EXERCISE DESCRIPTION: Copy out every record precisely.

· · · · · · ·

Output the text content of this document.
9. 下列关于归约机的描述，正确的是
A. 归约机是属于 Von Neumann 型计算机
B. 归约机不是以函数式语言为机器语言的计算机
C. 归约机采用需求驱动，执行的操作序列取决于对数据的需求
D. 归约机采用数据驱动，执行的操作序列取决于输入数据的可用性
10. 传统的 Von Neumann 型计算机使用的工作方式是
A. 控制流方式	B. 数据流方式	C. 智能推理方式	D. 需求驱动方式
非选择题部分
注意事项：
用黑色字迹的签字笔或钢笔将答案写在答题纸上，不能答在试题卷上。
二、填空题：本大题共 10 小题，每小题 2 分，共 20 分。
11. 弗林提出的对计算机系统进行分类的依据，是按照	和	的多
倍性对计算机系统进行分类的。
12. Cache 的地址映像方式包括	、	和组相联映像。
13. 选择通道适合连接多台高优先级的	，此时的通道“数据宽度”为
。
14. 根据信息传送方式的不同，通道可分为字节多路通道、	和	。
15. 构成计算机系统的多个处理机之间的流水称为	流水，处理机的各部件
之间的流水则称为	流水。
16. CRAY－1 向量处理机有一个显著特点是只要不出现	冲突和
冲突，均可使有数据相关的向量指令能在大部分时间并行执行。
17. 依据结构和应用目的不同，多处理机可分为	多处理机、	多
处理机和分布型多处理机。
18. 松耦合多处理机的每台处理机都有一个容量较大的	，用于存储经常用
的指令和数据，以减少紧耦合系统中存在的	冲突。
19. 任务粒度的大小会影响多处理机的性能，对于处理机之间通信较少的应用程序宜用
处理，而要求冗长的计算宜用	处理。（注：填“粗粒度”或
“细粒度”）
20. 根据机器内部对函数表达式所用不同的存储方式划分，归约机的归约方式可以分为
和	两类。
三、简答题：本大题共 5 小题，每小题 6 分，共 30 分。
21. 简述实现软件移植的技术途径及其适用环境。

· · · · · · ·

WRITTEN ANSWER:
Output the text content of this document.
9. 下列关于归约机的描述，正确的是
A. 归约机是属于 Von Neumann 型计算机
B. 归约机不是以函数式语言为机器语言的计算机
C. 归约机采用需求驱动，执行的操作序列取决于对数据的需求
D. 归约机采用数据驱动，执行的操作序列取决于输入数据的可用性
10. 传统的 Von Neumann 型计算机使用的工作方式是
A. 控制流方式	B. 数据流方式	C. 智能推理方式	D. 需求驱动方式
非选择题部分
注意事项：
用黑色字迹的签字笔或钢笔将答案写在答题纸上，不能答在试题卷上。
二、填空题：本大题共 10 小题，每小题 2 分，共 20 分。
11. 弗林提出的对计算机系统进行分类的依据，是按照	和	的多
倍性对计算机系统进行分类的。
12. Cache 的地址映像方式包括	、	和组相联映像。
13. 选择通道适合连接多台高优先级的	，此时的通道“数据宽度”为
。
14. 根据信息传送方式的不同，通道可分为字节多路通道、	和	。
15. 构成计算机系统的多个处理机之间的流水称为	流水，处理机的各部件
之间的流水则称为	流水。
16. CRAY－1 向量处理机有一个显著特点是只要不出现	冲突和
冲突，均可使有数据相关的向量指令能在大部分时间并行执行。
17. 依据结构和应用目的不同，多处理机可分为	多处理机、	多
处理机和分布型多处理机。
18. 松耦合多处理机的每台处理机都有一个容量较大的	，用于存储经常用
的指令和数据，以减少紧耦合系统中存在的	冲突。
19. 任务粒度的大小会影响多处理机的性能，对于处理机之间通信较少的应用程序宜用
处理，而要求冗长的计算宜用	处理。（注：填“粗粒度”或
“细粒度”）
20. 根据机器内部对函数表达式所用不同的存储方式划分，归约机的归约方式可以分为
和	两类。
三、简答题：本大题共 5 小题，每小题 6 分，共 30 分。
21. 简述实现软件移植的技术途径及其适用环境。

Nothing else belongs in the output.